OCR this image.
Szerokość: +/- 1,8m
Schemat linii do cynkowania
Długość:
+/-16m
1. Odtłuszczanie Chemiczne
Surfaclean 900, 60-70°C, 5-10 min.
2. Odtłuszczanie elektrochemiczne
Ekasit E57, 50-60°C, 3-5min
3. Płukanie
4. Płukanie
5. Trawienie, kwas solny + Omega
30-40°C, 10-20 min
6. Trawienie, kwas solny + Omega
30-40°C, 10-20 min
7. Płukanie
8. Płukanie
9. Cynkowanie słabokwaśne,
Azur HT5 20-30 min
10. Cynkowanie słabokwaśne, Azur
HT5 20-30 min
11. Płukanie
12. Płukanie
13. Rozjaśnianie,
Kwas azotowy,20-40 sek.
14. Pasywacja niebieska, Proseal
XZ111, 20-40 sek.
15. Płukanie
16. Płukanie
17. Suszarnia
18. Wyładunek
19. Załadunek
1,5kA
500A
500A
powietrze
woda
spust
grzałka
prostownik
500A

• The problem
Go through the material above line by line and copy it exactly.

• Right answer
OCR this image.
Szerokość: +/- 1,8m
Schemat linii do cynkowania
Długość:
+/-16m
1. Odtłuszczanie Chemiczne
Surfaclean 900, 60-70°C, 5-10 min.
2. Odtłuszczanie elektrochemiczne
Ekasit E57, 50-60°C, 3-5min
3. Płukanie
4. Płukanie
5. Trawienie, kwas solny + Omega
30-40°C, 10-20 min
6. Trawienie, kwas solny + Omega
30-40°C, 10-20 min
7. Płukanie
8. Płukanie
9. Cynkowanie słabokwaśne,
Azur HT5 20-30 min
10. Cynkowanie słabokwaśne, Azur
HT5 20-30 min
11. Płukanie
12. Płukanie
13. Rozjaśnianie,
Kwas azotowy,20-40 sek.
14. Pasywacja niebieska, Proseal
XZ111, 20-40 sek.
15. Płukanie
16. Płukanie
17. Suszarnia
18. Wyładunek
19. Załadunek
1,5kA
500A
500A
powietrze
woda
spust
grzałka
prostownik
500A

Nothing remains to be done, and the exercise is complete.